* **What you should do**
Count the lines below holding "heading" and answer with that number only.

* **Material provided**
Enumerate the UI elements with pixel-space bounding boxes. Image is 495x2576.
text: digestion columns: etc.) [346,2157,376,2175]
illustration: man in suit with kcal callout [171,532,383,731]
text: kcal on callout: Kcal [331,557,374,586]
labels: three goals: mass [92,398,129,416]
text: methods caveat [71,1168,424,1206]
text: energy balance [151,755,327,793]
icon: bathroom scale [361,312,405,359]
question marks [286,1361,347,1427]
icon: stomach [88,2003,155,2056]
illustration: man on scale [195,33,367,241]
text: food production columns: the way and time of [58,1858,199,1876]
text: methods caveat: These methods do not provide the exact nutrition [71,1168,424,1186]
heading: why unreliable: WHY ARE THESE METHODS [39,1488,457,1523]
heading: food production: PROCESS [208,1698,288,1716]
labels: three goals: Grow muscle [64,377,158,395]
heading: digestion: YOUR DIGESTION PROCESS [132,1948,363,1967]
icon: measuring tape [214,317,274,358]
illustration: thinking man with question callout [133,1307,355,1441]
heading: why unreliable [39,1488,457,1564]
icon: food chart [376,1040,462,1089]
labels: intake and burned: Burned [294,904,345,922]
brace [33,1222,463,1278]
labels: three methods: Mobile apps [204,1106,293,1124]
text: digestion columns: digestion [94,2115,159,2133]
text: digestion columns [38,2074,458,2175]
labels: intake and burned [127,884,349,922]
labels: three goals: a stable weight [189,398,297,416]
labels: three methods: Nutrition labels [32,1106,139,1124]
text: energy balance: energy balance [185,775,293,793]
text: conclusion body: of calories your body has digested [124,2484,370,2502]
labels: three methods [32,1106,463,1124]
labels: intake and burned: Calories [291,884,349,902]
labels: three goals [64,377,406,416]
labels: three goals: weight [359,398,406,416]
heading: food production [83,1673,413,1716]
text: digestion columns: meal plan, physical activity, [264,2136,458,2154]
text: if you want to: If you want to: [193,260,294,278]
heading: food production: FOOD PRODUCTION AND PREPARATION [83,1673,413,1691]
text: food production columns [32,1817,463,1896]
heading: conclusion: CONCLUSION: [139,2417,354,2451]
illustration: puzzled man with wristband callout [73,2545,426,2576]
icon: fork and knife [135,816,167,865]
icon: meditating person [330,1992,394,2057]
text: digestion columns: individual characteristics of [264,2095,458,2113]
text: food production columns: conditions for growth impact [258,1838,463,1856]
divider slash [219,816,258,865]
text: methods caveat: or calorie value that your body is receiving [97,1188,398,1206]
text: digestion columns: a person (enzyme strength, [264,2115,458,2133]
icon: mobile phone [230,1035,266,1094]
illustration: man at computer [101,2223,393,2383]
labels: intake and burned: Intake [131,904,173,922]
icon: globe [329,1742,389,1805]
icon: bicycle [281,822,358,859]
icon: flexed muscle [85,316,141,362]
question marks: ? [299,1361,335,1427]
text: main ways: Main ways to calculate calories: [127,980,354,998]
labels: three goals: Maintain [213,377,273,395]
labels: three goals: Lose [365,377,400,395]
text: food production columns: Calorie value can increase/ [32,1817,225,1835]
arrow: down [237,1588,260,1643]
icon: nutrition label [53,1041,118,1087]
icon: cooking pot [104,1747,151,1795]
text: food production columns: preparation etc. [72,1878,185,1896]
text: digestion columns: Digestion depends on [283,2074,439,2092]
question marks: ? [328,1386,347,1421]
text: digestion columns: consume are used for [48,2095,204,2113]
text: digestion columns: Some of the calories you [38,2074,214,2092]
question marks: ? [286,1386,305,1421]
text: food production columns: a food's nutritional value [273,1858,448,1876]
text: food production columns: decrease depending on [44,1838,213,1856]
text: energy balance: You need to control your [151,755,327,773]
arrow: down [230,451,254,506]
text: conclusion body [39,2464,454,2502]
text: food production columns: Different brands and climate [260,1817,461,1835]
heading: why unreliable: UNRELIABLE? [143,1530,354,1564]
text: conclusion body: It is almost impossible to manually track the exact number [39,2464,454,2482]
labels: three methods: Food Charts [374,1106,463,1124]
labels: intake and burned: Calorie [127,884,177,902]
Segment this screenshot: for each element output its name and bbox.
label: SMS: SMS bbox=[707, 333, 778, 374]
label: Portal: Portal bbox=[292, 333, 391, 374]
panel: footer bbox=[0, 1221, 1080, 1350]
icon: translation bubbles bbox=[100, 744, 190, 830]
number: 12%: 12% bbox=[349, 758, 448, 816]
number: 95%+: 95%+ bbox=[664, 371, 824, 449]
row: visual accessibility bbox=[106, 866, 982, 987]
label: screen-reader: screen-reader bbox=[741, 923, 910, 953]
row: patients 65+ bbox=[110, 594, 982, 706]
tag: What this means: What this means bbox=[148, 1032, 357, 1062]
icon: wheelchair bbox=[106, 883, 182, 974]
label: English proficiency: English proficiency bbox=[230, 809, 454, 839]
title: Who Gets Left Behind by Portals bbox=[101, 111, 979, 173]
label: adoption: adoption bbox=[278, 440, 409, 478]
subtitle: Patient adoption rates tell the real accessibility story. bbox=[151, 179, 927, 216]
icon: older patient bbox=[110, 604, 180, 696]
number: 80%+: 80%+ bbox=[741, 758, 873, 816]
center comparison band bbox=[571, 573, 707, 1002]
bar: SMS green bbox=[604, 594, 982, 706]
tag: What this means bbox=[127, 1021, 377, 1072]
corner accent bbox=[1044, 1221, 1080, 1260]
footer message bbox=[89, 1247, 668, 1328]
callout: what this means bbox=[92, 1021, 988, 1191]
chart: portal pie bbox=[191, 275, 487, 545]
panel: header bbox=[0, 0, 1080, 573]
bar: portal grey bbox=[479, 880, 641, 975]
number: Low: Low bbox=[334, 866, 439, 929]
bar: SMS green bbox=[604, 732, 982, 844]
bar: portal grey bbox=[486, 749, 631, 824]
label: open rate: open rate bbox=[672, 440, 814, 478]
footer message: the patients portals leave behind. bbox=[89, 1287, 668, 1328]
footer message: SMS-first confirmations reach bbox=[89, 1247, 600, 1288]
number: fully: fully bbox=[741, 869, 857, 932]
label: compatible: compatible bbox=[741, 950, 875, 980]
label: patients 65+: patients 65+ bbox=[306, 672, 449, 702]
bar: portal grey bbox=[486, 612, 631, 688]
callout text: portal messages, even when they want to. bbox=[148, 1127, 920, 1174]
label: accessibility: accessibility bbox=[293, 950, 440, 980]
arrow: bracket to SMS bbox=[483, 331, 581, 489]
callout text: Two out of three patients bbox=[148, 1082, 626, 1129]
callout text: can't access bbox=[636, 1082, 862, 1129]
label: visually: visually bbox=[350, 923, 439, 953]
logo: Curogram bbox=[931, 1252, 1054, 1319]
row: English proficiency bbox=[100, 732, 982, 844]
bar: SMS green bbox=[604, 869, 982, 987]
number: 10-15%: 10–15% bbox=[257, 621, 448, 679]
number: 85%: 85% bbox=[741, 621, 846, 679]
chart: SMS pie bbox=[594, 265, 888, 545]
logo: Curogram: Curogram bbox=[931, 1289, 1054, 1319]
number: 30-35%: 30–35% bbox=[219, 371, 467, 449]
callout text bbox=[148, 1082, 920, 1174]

* **Solution to the problem**
8